> _Task statement_
Copy each line exactly. Drop every picture.

> _Data listing_
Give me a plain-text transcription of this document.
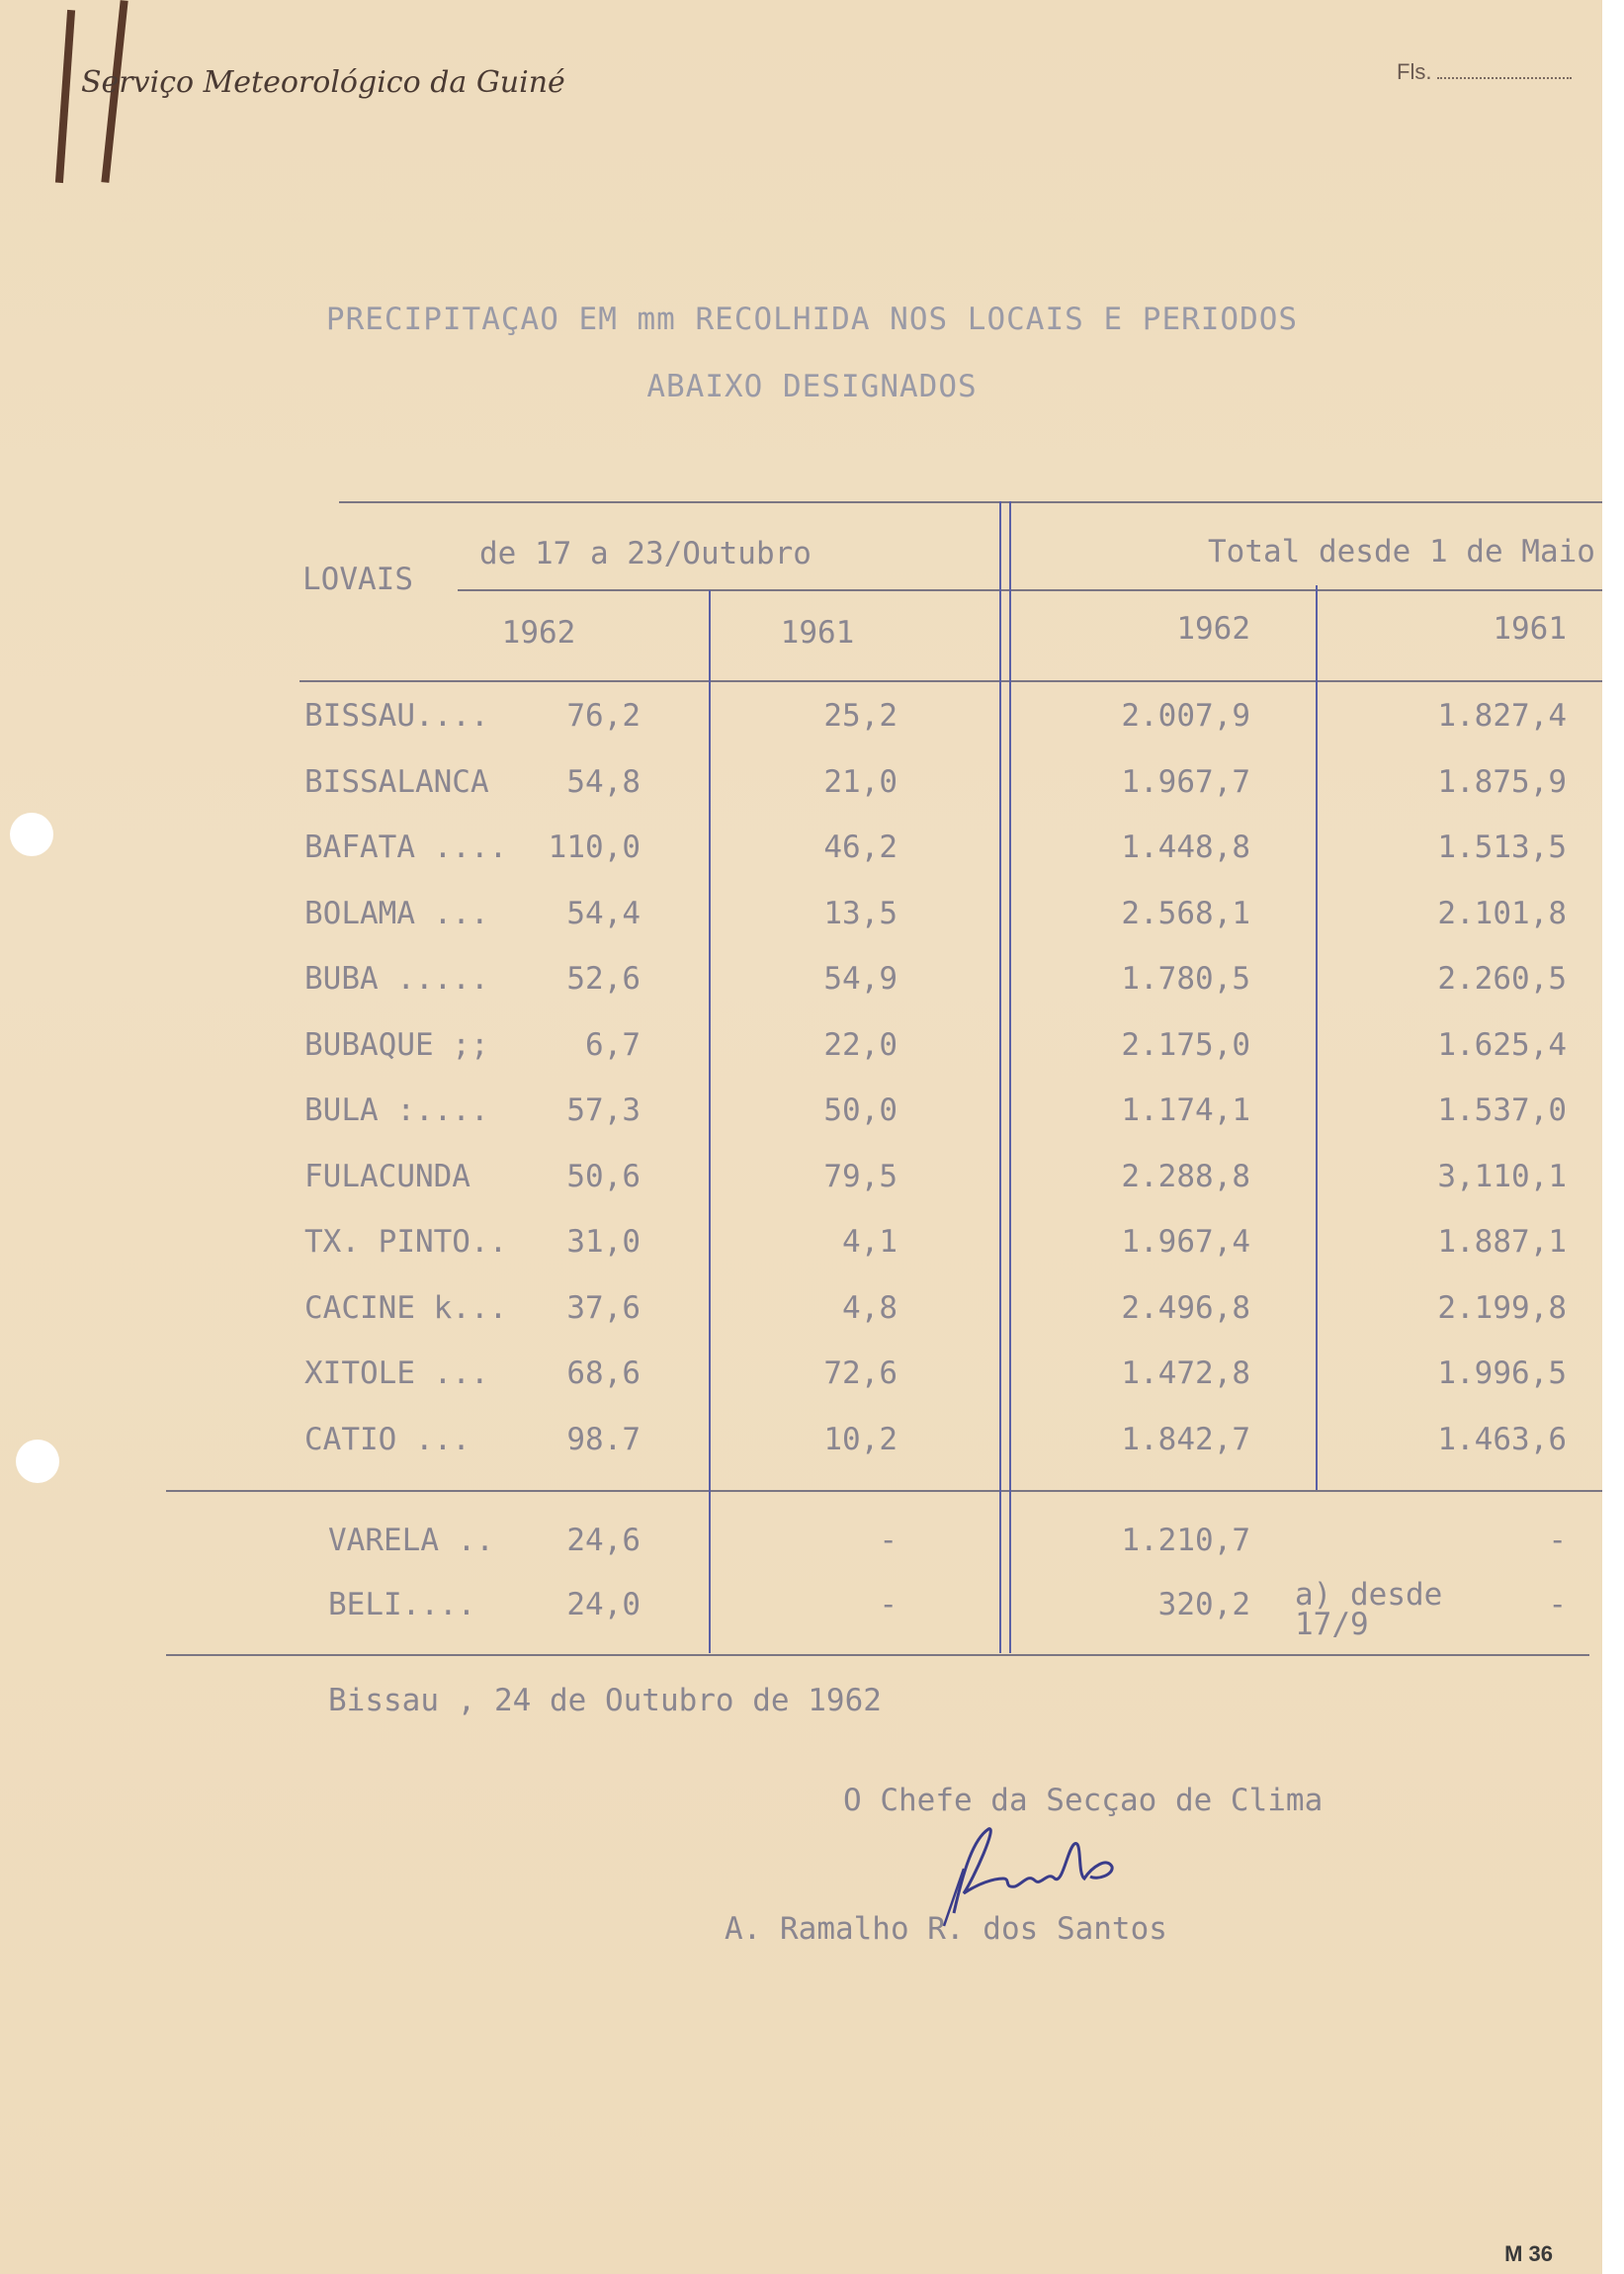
Serviço Meteorológico da Guiné	Fls.
PRECIPITAÇAO EM mm RECOLHIDA NOS LOCAIS E PERIODOS
ABAIXO DESIGNADOS
LOVAIS
de 17 a 23/Outubro	Total desde 1 de Maio
1962	1961	1962	1961
BISSAU....	76,2	25,2	2.007,9	1.827,4
BISSALANCA	54,8	21,0	1.967,7	1.875,9
BAFATA ....	110,0	46,2	1.448,8	1.513,5
BOLAMA ...	54,4	13,5	2.568,1	2.101,8
BUBA .....	52,6	54,9	1.780,5	2.260,5
BUBAQUE ;;	6,7	22,0	2.175,0	1.625,4
BULA :....	57,3	50,0	1.174,1	1.537,0
FULACUNDA	50,6	79,5	2.288,8	3,110,1
TX. PINTO..	31,0	4,1	1.967,4	1.887,1
CACINE k...	37,6	4,8	2.496,8	2.199,8
XITOLE ...	68,6	72,6	1.472,8	1.996,5
CATIO ...	98.7	10,2	1.842,7	1.463,6
VARELA ..	24,6	-	1.210,7	-
BELI....	24,0	-	320,2	-
a) desde 17/9
Bissau , 24 de Outubro de 1962
O Chefe da Secçao de Clima
A. Ramalho R. dos Santos
M 36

> _Output for this exercise_
Give me a plain-text transcription of this document.
Serviço Meteorológico da Guiné	Fls.
PRECIPITAÇAO EM mm RECOLHIDA NOS LOCAIS E PERIODOS
ABAIXO DESIGNADOS
LOVAIS
de 17 a 23/Outubro	Total desde 1 de Maio
1962	1961	1962	1961
BISSAU....	76,2	25,2	2.007,9	1.827,4
BISSALANCA	54,8	21,0	1.967,7	1.875,9
BAFATA ....	110,0	46,2	1.448,8	1.513,5
BOLAMA ...	54,4	13,5	2.568,1	2.101,8
BUBA .....	52,6	54,9	1.780,5	2.260,5
BUBAQUE ;;	6,7	22,0	2.175,0	1.625,4
BULA :....	57,3	50,0	1.174,1	1.537,0
FULACUNDA	50,6	79,5	2.288,8	3,110,1
TX. PINTO..	31,0	4,1	1.967,4	1.887,1
CACINE k...	37,6	4,8	2.496,8	2.199,8
XITOLE ...	68,6	72,6	1.472,8	1.996,5
CATIO ...	98.7	10,2	1.842,7	1.463,6
VARELA ..	24,6	-	1.210,7	-
BELI....	24,0	-	320,2	-
a) desde 17/9
Bissau , 24 de Outubro de 1962
O Chefe da Secçao de Clima
A. Ramalho R. dos Santos
M 36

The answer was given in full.